Records for this exercise:
--- start ---

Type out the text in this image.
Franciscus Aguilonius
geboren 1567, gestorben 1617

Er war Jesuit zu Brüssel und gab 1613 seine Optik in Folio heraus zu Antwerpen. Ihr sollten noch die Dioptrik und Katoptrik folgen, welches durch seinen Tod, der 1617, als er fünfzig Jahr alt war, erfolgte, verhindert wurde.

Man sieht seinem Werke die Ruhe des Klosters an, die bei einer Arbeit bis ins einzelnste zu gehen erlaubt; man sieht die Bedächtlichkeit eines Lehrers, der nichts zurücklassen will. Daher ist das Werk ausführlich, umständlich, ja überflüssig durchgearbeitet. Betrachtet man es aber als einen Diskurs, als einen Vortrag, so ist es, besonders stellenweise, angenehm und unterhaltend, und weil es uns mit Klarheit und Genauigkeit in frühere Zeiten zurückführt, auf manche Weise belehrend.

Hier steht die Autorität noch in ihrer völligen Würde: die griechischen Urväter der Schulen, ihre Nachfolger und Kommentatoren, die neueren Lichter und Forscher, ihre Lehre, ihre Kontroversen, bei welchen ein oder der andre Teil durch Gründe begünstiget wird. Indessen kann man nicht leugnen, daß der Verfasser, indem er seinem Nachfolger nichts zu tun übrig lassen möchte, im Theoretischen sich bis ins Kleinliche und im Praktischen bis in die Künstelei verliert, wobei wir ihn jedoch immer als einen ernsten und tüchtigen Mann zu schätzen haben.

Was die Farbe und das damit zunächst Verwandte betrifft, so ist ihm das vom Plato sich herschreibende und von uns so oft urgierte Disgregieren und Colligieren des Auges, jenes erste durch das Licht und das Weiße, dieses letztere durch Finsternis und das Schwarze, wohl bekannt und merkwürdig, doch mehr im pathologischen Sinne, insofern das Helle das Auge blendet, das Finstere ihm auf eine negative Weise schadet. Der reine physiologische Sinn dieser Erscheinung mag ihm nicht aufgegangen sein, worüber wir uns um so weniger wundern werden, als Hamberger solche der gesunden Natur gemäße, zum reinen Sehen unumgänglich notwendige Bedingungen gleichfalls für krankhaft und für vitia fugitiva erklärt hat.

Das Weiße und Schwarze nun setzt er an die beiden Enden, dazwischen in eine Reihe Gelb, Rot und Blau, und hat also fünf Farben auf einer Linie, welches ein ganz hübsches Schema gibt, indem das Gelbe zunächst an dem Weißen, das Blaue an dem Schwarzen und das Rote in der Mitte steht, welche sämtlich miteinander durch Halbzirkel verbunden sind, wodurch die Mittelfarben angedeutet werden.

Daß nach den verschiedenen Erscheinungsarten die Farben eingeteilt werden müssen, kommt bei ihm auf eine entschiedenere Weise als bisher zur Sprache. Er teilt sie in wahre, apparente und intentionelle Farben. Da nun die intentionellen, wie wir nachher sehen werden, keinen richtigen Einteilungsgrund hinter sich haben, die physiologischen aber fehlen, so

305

--- end ---

Problem description: Report back each line of the entries that holds the string "nichts".

Result of the task:
Man sieht seinem Werke die Ruhe des Klosters an, die bei einer Arbeit bis ins einzelnste zu gehen erlaubt; man sieht die Bedächtlichkeit eines Lehrers, der nichts zurücklassen will. Daher ist das Werk ausführlich, umständlich, ja überflüssig durchgearbeitet. Betrachtet man es aber als einen Diskurs, als einen Vortrag, so ist es, besonders stellenweise, angenehm und unterhaltend, und weil es uns mit Klarheit und Genauigkeit in frühere Zeiten zurückführt, auf manche Weise belehrend.
Hier steht die Autorität noch in ihrer völligen Würde: die griechischen Urväter der Schulen, ihre Nachfolger und Kommentatoren, die neueren Lichter und Forscher, ihre Lehre, ihre Kontroversen, bei welchen ein oder der andre Teil durch Gründe begünstiget wird. Indessen kann man nicht leugnen, daß der Verfasser, indem er seinem Nachfolger nichts zu tun übrig lassen möchte, im Theoretischen sich bis ins Kleinliche und im Praktischen bis in die Künstelei verliert, wobei wir ihn jedoch immer als einen ernsten und tüchtigen Mann zu schätzen haben.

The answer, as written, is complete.